■ Objective ■
Return the material word for word. Do not include pictures.

* Begin *

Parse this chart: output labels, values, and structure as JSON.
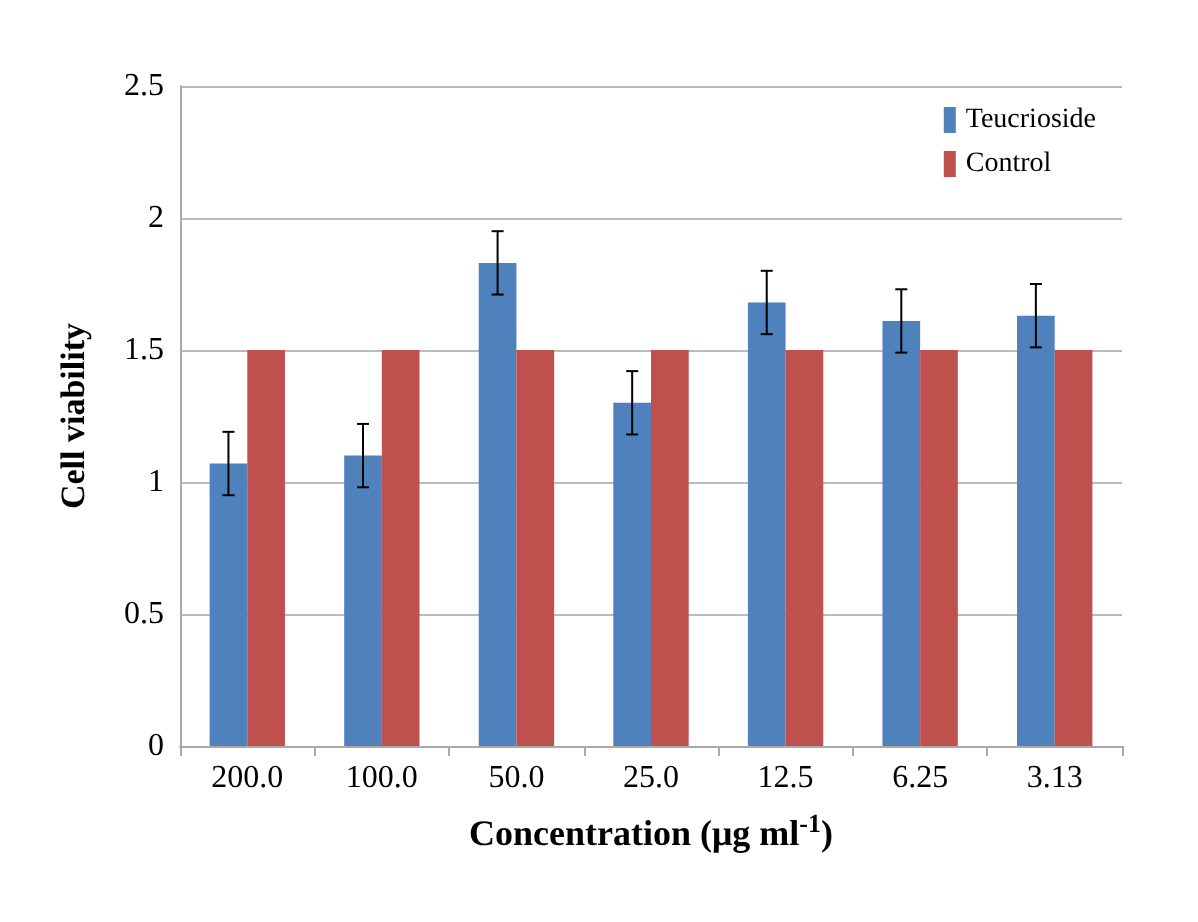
{
  "chart_data": {
    "type": "bar",
    "xlabel": "Concentration (μg ml$^{-1}$)",
    "ylabel": "Cell viability",
    "categories": [
      "200.0",
      "100.0",
      "50.0",
      "25.0",
      "12.5",
      "6.25",
      "3.13"
    ],
    "series": [
      {
        "name": "Teucrioside",
        "color": "#4f81bd",
        "values": [
          1.07,
          1.1,
          1.83,
          1.3,
          1.68,
          1.61,
          1.63
        ],
        "errors": [
          0.12,
          0.12,
          0.12,
          0.12,
          0.12,
          0.12,
          0.12
        ]
      },
      {
        "name": "Control",
        "color": "#c0504d",
        "values": [
          1.5,
          1.5,
          1.5,
          1.5,
          1.5,
          1.5,
          1.5
        ]
      }
    ],
    "ylim": [
      0,
      2.5
    ],
    "yticks": [
      0,
      0.5,
      1,
      1.5,
      2,
      2.5
    ],
    "grid": "y",
    "legend": "top right"
  }
}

* End *

■ Result of this exercise ■
Parse this chart: output labels, values, and structure as JSON.
{
  "chart_data": {
    "type": "bar",
    "xlabel": "Concentration (μg ml$^{-1}$)",
    "ylabel": "Cell viability",
    "categories": [
      "200.0",
      "100.0",
      "50.0",
      "25.0",
      "12.5",
      "6.25",
      "3.13"
    ],
    "series": [
      {
        "name": "Teucrioside",
        "color": "#4f81bd",
        "values": [
          1.07,
          1.1,
          1.83,
          1.3,
          1.68,
          1.61,
          1.63
        ],
        "errors": [
          0.12,
          0.12,
          0.12,
          0.12,
          0.12,
          0.12,
          0.12
        ]
      },
      {
        "name": "Control",
        "color": "#c0504d",
        "values": [
          1.5,
          1.5,
          1.5,
          1.5,
          1.5,
          1.5,
          1.5
        ]
      }
    ],
    "ylim": [
      0,
      2.5
    ],
    "yticks": [
      0,
      0.5,
      1,
      1.5,
      2,
      2.5
    ],
    "grid": "y",
    "legend": "top right"
  }
}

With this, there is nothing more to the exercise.